Given records:
========================================================================

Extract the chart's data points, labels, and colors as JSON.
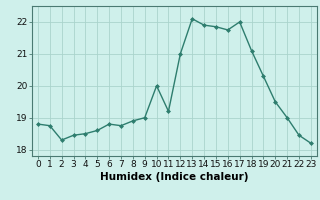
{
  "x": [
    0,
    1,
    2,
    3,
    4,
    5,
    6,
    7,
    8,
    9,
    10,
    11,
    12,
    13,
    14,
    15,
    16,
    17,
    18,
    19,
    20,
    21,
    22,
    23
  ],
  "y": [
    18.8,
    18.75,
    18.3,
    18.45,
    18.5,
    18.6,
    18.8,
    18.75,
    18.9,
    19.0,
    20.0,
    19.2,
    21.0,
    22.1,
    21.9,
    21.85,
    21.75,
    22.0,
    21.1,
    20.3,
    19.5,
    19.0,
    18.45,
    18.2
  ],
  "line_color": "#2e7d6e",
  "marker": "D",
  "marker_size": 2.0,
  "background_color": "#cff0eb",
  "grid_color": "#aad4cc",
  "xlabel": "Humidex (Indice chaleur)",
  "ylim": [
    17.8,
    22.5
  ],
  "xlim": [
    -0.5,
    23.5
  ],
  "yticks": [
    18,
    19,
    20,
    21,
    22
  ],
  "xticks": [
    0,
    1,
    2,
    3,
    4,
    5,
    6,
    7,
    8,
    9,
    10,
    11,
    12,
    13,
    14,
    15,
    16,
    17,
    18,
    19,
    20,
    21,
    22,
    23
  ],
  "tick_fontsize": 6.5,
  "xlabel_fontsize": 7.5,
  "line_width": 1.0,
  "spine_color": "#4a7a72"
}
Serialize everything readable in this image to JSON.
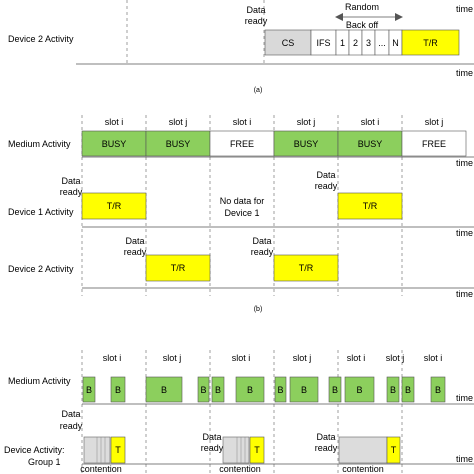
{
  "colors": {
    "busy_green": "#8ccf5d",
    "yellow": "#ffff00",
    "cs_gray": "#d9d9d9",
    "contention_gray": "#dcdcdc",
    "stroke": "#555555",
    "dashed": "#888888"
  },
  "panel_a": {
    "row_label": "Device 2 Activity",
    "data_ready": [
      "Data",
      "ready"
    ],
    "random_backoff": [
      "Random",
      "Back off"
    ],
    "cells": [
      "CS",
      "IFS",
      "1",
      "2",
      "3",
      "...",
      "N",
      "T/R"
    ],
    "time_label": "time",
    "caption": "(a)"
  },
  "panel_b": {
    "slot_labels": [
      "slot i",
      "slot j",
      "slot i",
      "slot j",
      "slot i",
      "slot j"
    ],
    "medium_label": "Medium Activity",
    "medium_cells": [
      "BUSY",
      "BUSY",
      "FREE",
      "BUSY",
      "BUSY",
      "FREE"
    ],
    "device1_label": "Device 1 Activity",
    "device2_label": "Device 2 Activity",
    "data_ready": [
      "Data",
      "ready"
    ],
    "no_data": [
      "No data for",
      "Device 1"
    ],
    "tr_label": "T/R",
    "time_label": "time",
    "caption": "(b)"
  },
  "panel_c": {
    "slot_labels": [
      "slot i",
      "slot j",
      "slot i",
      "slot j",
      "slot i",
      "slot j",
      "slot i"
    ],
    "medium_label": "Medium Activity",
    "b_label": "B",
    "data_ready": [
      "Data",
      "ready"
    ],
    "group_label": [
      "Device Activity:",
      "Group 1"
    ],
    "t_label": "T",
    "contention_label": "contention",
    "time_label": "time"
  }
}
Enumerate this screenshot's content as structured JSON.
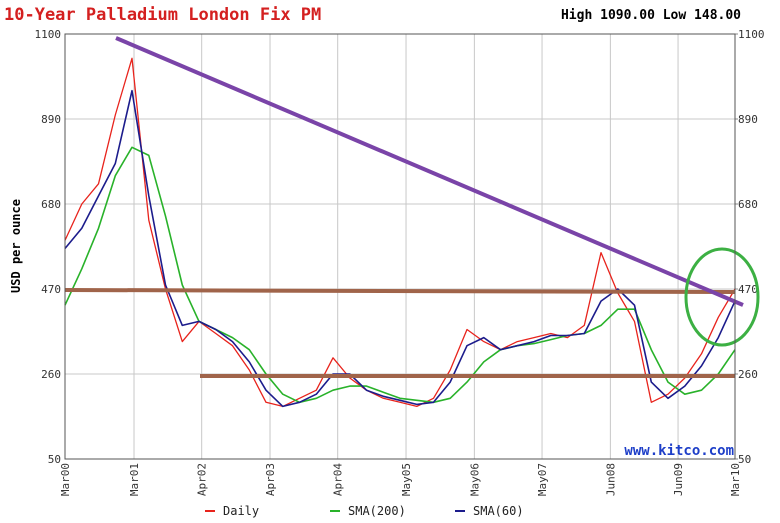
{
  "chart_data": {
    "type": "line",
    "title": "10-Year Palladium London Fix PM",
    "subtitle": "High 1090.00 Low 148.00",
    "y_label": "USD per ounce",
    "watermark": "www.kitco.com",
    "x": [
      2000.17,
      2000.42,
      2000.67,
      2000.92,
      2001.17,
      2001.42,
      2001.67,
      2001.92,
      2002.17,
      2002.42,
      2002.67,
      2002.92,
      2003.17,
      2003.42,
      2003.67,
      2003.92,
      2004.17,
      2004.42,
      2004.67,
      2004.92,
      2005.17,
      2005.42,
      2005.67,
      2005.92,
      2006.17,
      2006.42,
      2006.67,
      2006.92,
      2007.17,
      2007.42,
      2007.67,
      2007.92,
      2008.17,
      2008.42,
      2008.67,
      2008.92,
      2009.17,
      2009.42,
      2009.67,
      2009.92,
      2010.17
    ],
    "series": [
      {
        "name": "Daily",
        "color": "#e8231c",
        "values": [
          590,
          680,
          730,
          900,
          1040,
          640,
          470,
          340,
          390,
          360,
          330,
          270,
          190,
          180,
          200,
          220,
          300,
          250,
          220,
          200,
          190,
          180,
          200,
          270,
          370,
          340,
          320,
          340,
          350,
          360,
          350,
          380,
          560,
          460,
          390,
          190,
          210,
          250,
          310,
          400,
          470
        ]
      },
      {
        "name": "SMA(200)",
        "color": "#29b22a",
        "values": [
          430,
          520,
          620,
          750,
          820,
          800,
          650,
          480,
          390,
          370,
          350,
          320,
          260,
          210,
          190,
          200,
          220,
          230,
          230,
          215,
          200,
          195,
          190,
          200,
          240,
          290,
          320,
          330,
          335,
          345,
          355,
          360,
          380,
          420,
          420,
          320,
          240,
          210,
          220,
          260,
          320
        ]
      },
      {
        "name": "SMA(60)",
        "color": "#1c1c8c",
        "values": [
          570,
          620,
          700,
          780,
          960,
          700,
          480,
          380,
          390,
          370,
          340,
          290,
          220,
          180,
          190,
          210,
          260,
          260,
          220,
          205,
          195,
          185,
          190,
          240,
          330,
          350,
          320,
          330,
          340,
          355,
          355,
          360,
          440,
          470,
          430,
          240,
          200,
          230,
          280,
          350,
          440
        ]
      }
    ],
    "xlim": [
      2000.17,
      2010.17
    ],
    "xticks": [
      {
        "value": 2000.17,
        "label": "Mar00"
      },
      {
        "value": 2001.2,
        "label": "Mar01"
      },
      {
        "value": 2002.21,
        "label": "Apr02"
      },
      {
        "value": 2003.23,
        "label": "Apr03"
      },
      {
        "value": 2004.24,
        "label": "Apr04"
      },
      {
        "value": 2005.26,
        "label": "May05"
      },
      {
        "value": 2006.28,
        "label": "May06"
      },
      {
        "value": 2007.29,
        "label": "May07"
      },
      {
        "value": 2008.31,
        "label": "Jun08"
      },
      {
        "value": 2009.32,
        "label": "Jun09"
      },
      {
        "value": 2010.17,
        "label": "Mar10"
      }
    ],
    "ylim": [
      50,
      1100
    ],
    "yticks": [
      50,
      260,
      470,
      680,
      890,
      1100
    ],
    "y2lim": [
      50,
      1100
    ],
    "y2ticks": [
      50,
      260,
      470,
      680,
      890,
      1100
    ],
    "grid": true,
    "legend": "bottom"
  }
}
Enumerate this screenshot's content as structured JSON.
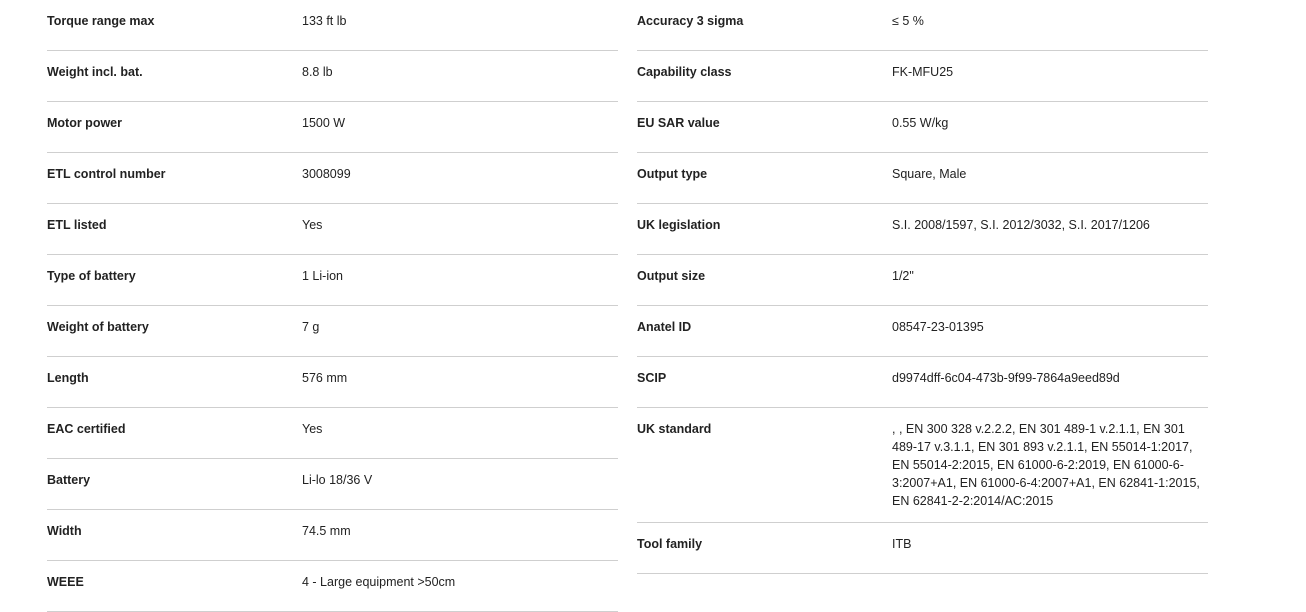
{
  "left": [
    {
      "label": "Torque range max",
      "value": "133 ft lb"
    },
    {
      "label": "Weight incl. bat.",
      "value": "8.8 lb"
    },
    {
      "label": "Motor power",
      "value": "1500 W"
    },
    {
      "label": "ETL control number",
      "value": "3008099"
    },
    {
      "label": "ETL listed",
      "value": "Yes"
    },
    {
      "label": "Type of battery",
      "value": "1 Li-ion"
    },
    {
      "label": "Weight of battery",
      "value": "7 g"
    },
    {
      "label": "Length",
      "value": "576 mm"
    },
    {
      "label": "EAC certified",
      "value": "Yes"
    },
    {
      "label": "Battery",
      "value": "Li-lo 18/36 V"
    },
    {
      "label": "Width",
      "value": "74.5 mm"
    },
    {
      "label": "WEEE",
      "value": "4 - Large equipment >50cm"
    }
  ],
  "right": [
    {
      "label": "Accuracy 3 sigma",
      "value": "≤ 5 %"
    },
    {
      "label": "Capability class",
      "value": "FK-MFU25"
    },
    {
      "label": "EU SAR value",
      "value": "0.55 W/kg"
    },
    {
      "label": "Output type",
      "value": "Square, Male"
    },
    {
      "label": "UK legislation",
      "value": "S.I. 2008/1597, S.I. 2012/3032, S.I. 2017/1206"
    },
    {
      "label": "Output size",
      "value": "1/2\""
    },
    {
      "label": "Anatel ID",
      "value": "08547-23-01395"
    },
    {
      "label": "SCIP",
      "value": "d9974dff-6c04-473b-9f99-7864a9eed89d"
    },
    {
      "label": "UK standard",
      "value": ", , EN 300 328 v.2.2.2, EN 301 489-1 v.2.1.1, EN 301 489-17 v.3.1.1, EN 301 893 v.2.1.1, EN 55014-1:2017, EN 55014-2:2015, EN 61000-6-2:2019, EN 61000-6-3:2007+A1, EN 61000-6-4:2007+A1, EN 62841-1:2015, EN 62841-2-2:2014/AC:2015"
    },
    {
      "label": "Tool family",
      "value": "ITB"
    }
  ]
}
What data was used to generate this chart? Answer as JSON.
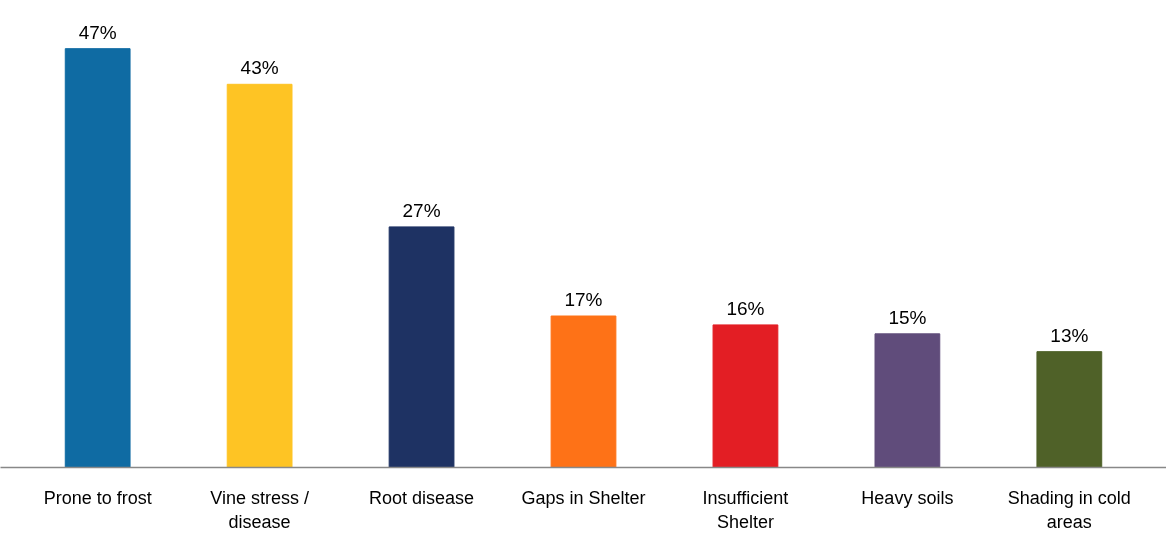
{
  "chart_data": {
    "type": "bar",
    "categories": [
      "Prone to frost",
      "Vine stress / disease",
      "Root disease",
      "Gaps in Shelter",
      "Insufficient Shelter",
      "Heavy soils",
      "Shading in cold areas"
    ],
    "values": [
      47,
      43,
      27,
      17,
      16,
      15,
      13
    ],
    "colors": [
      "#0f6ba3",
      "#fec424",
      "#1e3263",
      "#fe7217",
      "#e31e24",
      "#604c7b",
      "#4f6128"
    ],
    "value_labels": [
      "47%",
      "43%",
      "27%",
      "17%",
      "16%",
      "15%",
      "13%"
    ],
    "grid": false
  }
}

========================================================================

Your goal: Pick out each line in the material containing "JSON".

Output for this exercise:
Extract the chart's data points, labels, and colors as JSON.
Serialize everything readable in this image to JSON.
Enumerate this screenshot's content as structured JSON.
Enumerate this screenshot's content as structured JSON.
What data was used to generate this chart? Answer as JSON.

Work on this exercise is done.